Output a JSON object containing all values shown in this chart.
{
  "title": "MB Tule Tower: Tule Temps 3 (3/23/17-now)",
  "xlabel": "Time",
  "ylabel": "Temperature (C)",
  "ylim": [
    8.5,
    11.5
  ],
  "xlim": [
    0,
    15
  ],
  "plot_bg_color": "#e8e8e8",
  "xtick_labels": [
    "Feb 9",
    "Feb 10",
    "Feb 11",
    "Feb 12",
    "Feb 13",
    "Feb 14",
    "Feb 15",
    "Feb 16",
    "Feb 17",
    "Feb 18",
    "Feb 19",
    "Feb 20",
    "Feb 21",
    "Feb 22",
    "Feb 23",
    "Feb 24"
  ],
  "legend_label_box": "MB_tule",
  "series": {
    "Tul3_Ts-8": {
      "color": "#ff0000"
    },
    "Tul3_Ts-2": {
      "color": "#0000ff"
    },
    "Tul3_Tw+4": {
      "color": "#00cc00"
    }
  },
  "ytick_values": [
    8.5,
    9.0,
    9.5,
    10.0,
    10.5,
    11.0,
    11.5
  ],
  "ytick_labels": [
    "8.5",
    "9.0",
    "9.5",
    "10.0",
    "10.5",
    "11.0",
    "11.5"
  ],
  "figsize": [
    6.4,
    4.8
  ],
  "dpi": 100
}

------------------------------------

### GIVEN INSTRUCTION
Transcribe every entry exactly, omitting nothing.

### FINISHED ANSWER
Output a JSON object containing all values shown in this chart.
{
  "title": "MB Tule Tower: Tule Temps 3 (3/23/17-now)",
  "xlabel": "Time",
  "ylabel": "Temperature (C)",
  "ylim": [
    8.5,
    11.5
  ],
  "xlim": [
    0,
    15
  ],
  "plot_bg_color": "#e8e8e8",
  "xtick_labels": [
    "Feb 9",
    "Feb 10",
    "Feb 11",
    "Feb 12",
    "Feb 13",
    "Feb 14",
    "Feb 15",
    "Feb 16",
    "Feb 17",
    "Feb 18",
    "Feb 19",
    "Feb 20",
    "Feb 21",
    "Feb 22",
    "Feb 23",
    "Feb 24"
  ],
  "legend_label_box": "MB_tule",
  "series": {
    "Tul3_Ts-8": {
      "color": "#ff0000"
    },
    "Tul3_Ts-2": {
      "color": "#0000ff"
    },
    "Tul3_Tw+4": {
      "color": "#00cc00"
    }
  },
  "ytick_values": [
    8.5,
    9.0,
    9.5,
    10.0,
    10.5,
    11.0,
    11.5
  ],
  "ytick_labels": [
    "8.5",
    "9.0",
    "9.5",
    "10.0",
    "10.5",
    "11.0",
    "11.5"
  ],
  "figsize": [
    6.4,
    4.8
  ],
  "dpi": 100
}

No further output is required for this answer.